> _Task objective_
Wherever "background" appears in a line, copy that line.

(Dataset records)

=====

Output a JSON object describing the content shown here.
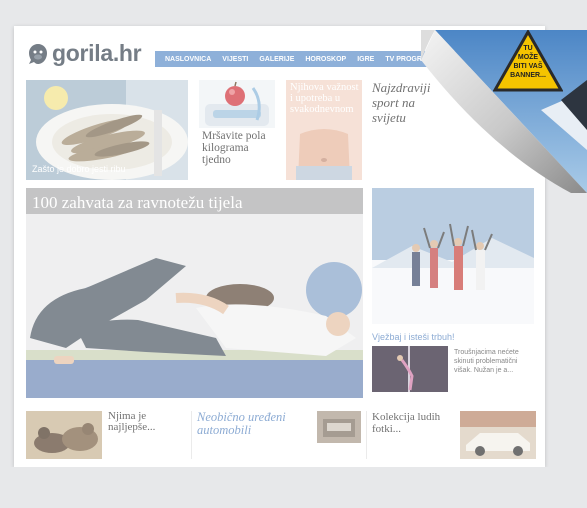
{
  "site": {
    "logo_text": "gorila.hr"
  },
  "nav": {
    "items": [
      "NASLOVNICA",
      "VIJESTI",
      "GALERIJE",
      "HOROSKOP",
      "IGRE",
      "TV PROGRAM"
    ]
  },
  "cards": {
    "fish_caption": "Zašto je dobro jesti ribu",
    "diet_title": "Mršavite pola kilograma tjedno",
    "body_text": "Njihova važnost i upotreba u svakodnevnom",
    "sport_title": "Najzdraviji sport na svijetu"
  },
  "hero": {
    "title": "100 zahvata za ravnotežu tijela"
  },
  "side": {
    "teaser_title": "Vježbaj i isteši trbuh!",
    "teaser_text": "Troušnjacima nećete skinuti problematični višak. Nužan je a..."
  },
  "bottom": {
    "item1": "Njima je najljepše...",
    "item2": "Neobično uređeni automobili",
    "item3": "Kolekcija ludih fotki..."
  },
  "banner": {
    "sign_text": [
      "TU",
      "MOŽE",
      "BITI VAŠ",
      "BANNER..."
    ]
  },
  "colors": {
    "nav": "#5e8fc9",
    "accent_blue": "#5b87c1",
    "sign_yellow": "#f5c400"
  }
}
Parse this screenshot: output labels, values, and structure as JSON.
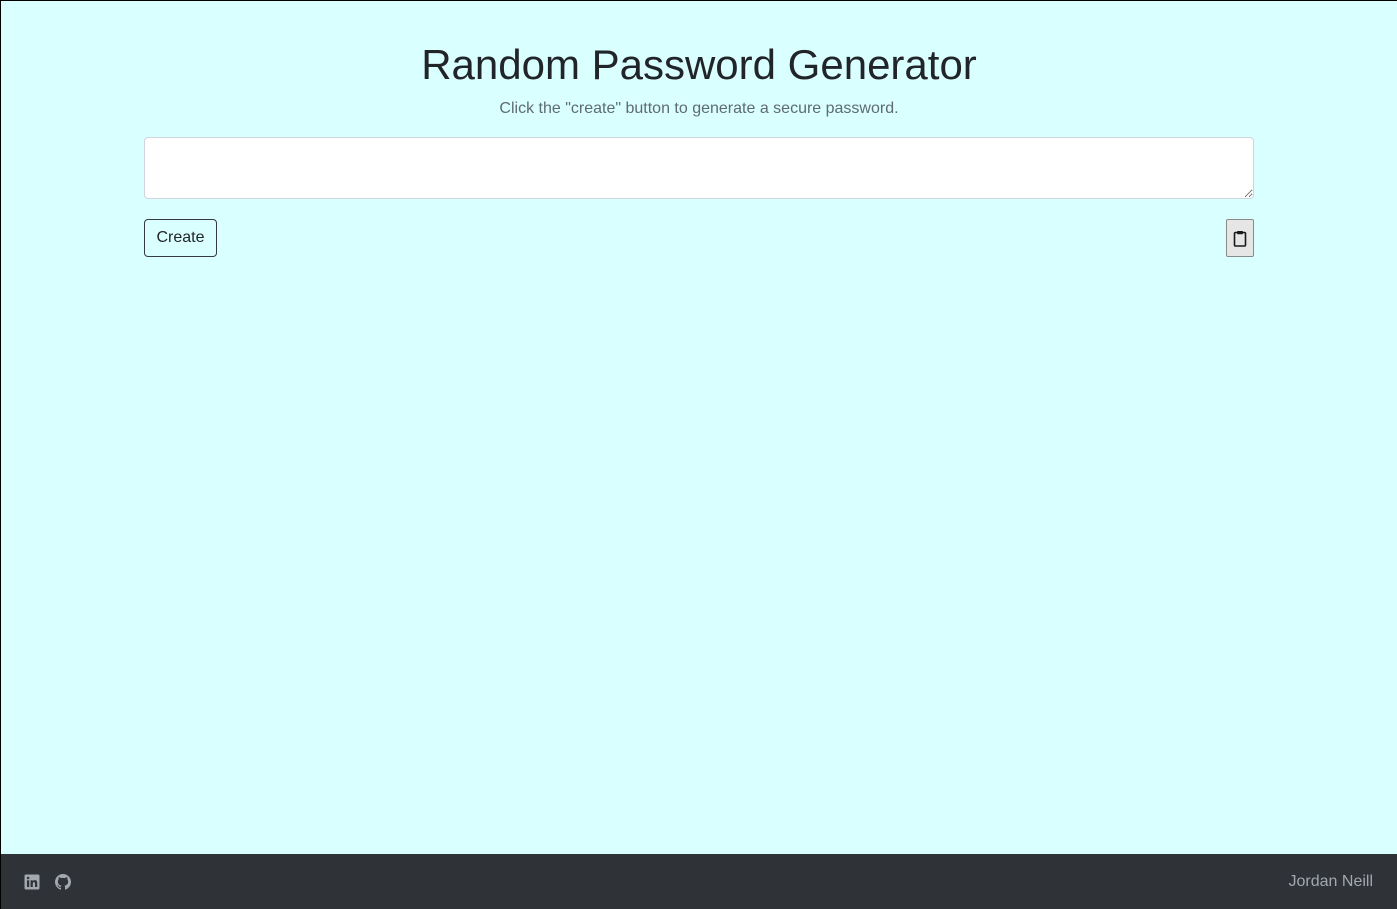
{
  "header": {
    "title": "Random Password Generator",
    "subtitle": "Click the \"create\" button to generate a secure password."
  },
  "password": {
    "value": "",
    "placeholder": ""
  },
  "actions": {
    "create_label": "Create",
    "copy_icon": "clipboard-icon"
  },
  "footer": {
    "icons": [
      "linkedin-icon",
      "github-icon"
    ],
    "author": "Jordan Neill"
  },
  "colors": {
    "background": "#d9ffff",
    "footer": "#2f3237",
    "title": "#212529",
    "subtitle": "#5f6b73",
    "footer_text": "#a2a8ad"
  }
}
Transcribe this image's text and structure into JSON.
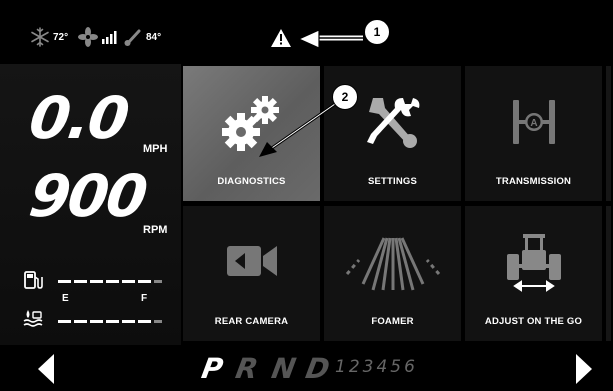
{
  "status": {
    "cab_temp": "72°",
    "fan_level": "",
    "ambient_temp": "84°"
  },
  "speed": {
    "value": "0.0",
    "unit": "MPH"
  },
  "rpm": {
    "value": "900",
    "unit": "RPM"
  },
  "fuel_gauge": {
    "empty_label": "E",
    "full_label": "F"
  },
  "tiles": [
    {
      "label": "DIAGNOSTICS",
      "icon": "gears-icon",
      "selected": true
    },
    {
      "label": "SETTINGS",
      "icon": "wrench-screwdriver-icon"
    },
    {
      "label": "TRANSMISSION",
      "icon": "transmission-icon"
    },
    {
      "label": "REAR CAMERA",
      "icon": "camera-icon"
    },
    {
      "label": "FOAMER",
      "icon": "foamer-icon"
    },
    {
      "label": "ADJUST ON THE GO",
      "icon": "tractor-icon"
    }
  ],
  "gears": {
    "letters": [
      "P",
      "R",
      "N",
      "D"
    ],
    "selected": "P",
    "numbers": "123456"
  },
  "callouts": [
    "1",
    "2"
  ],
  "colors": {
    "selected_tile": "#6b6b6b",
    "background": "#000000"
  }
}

=====

> _Response_
    "background": "#d9ffff",
    "background": "#000000"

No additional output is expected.